___ PROVIDED DATA ___

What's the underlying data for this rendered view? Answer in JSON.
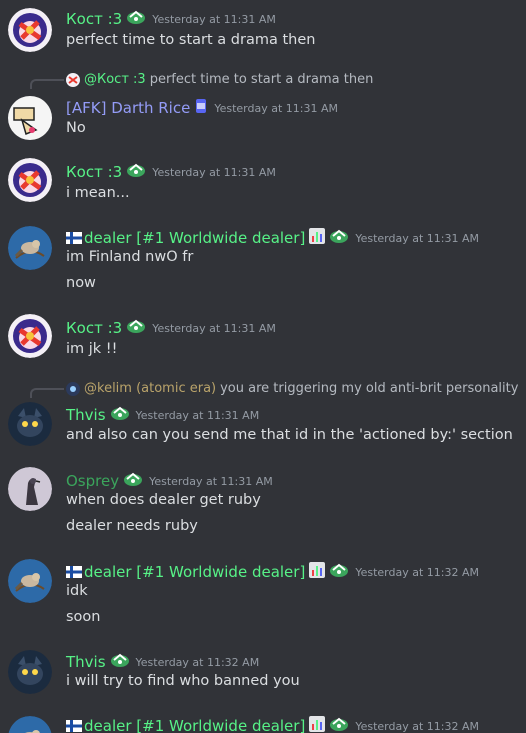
{
  "colors": {
    "background": "#313338",
    "text": "#dbdee1",
    "timestamp": "#949ba4",
    "green_name": "#57f287",
    "darth_name": "#949cf7",
    "osprey_name": "#3ba55c",
    "kelim_name": "#b9a36a"
  },
  "messages": [
    {
      "author": "Кост :3",
      "timestamp": "Yesterday at 11:31 AM",
      "lines": [
        "perfect time to start a drama then"
      ]
    },
    {
      "reply_to_author": "@Кост :3",
      "reply_text": "perfect time to start a drama then",
      "author": "[AFK] Darth Rice",
      "timestamp": "Yesterday at 11:31 AM",
      "lines": [
        "No"
      ]
    },
    {
      "author": "Кост :3",
      "timestamp": "Yesterday at 11:31 AM",
      "lines": [
        "i mean..."
      ]
    },
    {
      "author": "dealer [#1 Worldwide dealer]",
      "timestamp": "Yesterday at 11:31 AM",
      "lines": [
        "im Finland nwO fr",
        "now"
      ]
    },
    {
      "author": "Кост :3",
      "timestamp": "Yesterday at 11:31 AM",
      "lines": [
        "im jk !!"
      ]
    },
    {
      "reply_to_author": "@kelim (atomic era)",
      "reply_text": "you are triggering my old anti-brit personality",
      "author": "Thvis",
      "timestamp": "Yesterday at 11:31 AM",
      "lines": [
        "and also can you send me that id in the 'actioned by:' section"
      ]
    },
    {
      "author": "Osprey",
      "timestamp": "Yesterday at 11:31 AM",
      "lines": [
        "when does dealer get ruby",
        "dealer needs ruby"
      ]
    },
    {
      "author": "dealer [#1 Worldwide dealer]",
      "timestamp": "Yesterday at 11:32 AM",
      "lines": [
        "idk",
        "soon"
      ]
    },
    {
      "author": "Thvis",
      "timestamp": "Yesterday at 11:32 AM",
      "lines": [
        "i will try to find who banned you"
      ]
    },
    {
      "author": "dealer [#1 Worldwide dealer]",
      "timestamp": "Yesterday at 11:32 AM",
      "lines": []
    }
  ]
}
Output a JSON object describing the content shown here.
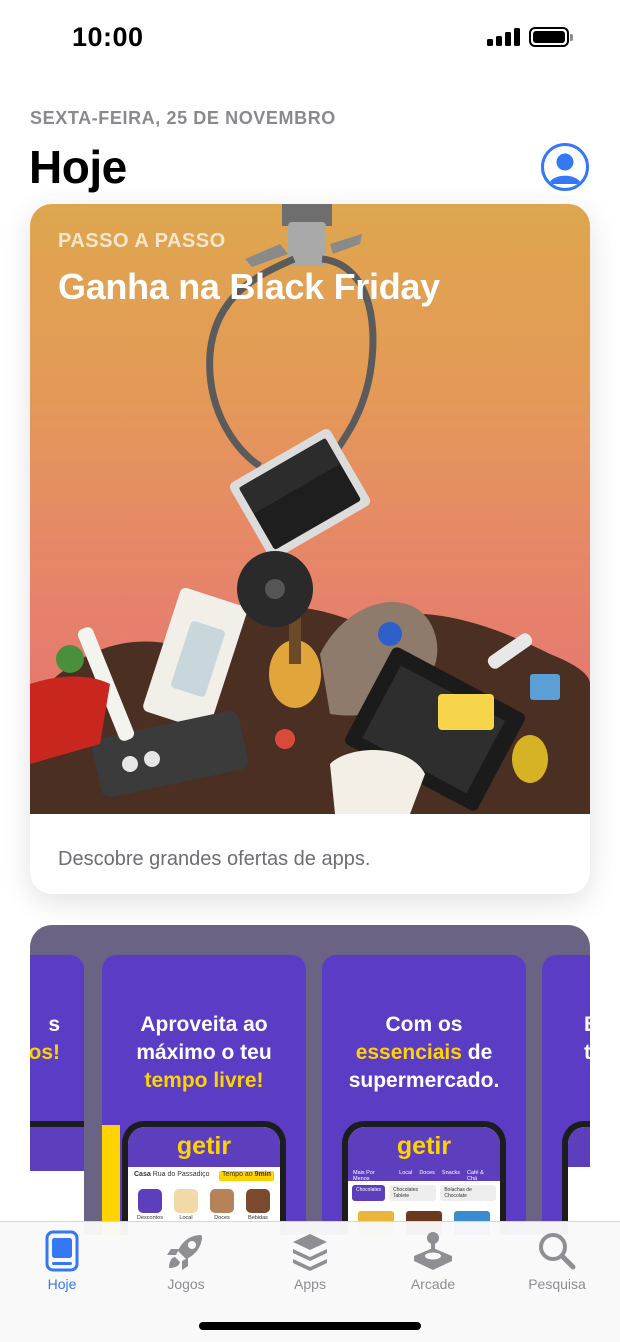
{
  "status_bar": {
    "time": "10:00"
  },
  "header": {
    "date": "SEXTA-FEIRA, 25 DE NOVEMBRO",
    "title": "Hoje",
    "account_icon": "person-circle-icon"
  },
  "feature_card": {
    "eyebrow": "PASSO A PASSO",
    "title": "Ganha na Black Friday",
    "caption": "Descobre grandes ofertas de apps.",
    "art_description_icon": "claw-machine-illustration"
  },
  "getir_card": {
    "brand": "getir",
    "shots": [
      {
        "line1": "s",
        "line2": "os!"
      },
      {
        "line1": "Aproveita ao",
        "line2": "máximo o teu",
        "highlight": "tempo livre!"
      },
      {
        "line1": "Com os",
        "highlight": "essenciais",
        "line2_suffix": " de",
        "line3": "supermercado."
      },
      {
        "line1": "B",
        "line2": "te"
      }
    ],
    "phone_a": {
      "address_label": "Casa",
      "address_value": "Rua do Passadiço",
      "eta_label": "Tempo ao",
      "eta_value": "9min",
      "categories": [
        "Descontos",
        "Local",
        "Doces",
        "Bebidas"
      ]
    },
    "phone_b": {
      "menu": [
        "Mais Por Menos",
        "Local",
        "Doces",
        "Snacks",
        "Café & Chá"
      ],
      "chips": [
        "Chocolates",
        "Chocolates Tablete",
        "Bolachas de Chocolate"
      ]
    },
    "left_partial": "O\n!"
  },
  "tab_bar": {
    "tabs": [
      {
        "label": "Hoje",
        "icon": "today-icon",
        "active": true
      },
      {
        "label": "Jogos",
        "icon": "rocket-icon",
        "active": false
      },
      {
        "label": "Apps",
        "icon": "layers-icon",
        "active": false
      },
      {
        "label": "Arcade",
        "icon": "joystick-icon",
        "active": false
      },
      {
        "label": "Pesquisa",
        "icon": "search-icon",
        "active": false
      }
    ]
  },
  "colors": {
    "accent": "#3478f6",
    "getir_purple": "#5d3ebc",
    "getir_yellow": "#ffd300"
  }
}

___

Leave out all images, then reproduce the entries above exactly.

What's the underlying data for this rendered view? Answer in JSON.
{
  "colors": {
    "background": "#313338",
    "text": "#dbdee1",
    "timestamp": "#949ba4",
    "green_name": "#57f287",
    "darth_name": "#949cf7",
    "osprey_name": "#3ba55c",
    "kelim_name": "#b9a36a"
  },
  "messages": [
    {
      "author": "Кост :3",
      "timestamp": "Yesterday at 11:31 AM",
      "lines": [
        "perfect time to start a drama then"
      ]
    },
    {
      "reply_to_author": "@Кост :3",
      "reply_text": "perfect time to start a drama then",
      "author": "[AFK] Darth Rice",
      "timestamp": "Yesterday at 11:31 AM",
      "lines": [
        "No"
      ]
    },
    {
      "author": "Кост :3",
      "timestamp": "Yesterday at 11:31 AM",
      "lines": [
        "i mean..."
      ]
    },
    {
      "author": "dealer [#1 Worldwide dealer]",
      "timestamp": "Yesterday at 11:31 AM",
      "lines": [
        "im Finland nwO fr",
        "now"
      ]
    },
    {
      "author": "Кост :3",
      "timestamp": "Yesterday at 11:31 AM",
      "lines": [
        "im jk !!"
      ]
    },
    {
      "reply_to_author": "@kelim (atomic era)",
      "reply_text": "you are triggering my old anti-brit personality",
      "author": "Thvis",
      "timestamp": "Yesterday at 11:31 AM",
      "lines": [
        "and also can you send me that id in the 'actioned by:' section"
      ]
    },
    {
      "author": "Osprey",
      "timestamp": "Yesterday at 11:31 AM",
      "lines": [
        "when does dealer get ruby",
        "dealer needs ruby"
      ]
    },
    {
      "author": "dealer [#1 Worldwide dealer]",
      "timestamp": "Yesterday at 11:32 AM",
      "lines": [
        "idk",
        "soon"
      ]
    },
    {
      "author": "Thvis",
      "timestamp": "Yesterday at 11:32 AM",
      "lines": [
        "i will try to find who banned you"
      ]
    },
    {
      "author": "dealer [#1 Worldwide dealer]",
      "timestamp": "Yesterday at 11:32 AM",
      "lines": []
    }
  ]
}
Output a JSON object describing the content shown here.
{
  "status_bar": {
    "time": "10:00"
  },
  "header": {
    "date": "SEXTA-FEIRA, 25 DE NOVEMBRO",
    "title": "Hoje",
    "account_icon": "person-circle-icon"
  },
  "feature_card": {
    "eyebrow": "PASSO A PASSO",
    "title": "Ganha na Black Friday",
    "caption": "Descobre grandes ofertas de apps.",
    "art_description_icon": "claw-machine-illustration"
  },
  "getir_card": {
    "brand": "getir",
    "shots": [
      {
        "line1": "s",
        "line2": "os!"
      },
      {
        "line1": "Aproveita ao",
        "line2": "máximo o teu",
        "highlight": "tempo livre!"
      },
      {
        "line1": "Com os",
        "highlight": "essenciais",
        "line2_suffix": " de",
        "line3": "supermercado."
      },
      {
        "line1": "B",
        "line2": "te"
      }
    ],
    "phone_a": {
      "address_label": "Casa",
      "address_value": "Rua do Passadiço",
      "eta_label": "Tempo ao",
      "eta_value": "9min",
      "categories": [
        "Descontos",
        "Local",
        "Doces",
        "Bebidas"
      ]
    },
    "phone_b": {
      "menu": [
        "Mais Por Menos",
        "Local",
        "Doces",
        "Snacks",
        "Café & Chá"
      ],
      "chips": [
        "Chocolates",
        "Chocolates Tablete",
        "Bolachas de Chocolate"
      ]
    },
    "left_partial": "O\n!"
  },
  "tab_bar": {
    "tabs": [
      {
        "label": "Hoje",
        "icon": "today-icon",
        "active": true
      },
      {
        "label": "Jogos",
        "icon": "rocket-icon",
        "active": false
      },
      {
        "label": "Apps",
        "icon": "layers-icon",
        "active": false
      },
      {
        "label": "Arcade",
        "icon": "joystick-icon",
        "active": false
      },
      {
        "label": "Pesquisa",
        "icon": "search-icon",
        "active": false
      }
    ]
  },
  "colors": {
    "accent": "#3478f6",
    "getir_purple": "#5d3ebc",
    "getir_yellow": "#ffd300"
  }
}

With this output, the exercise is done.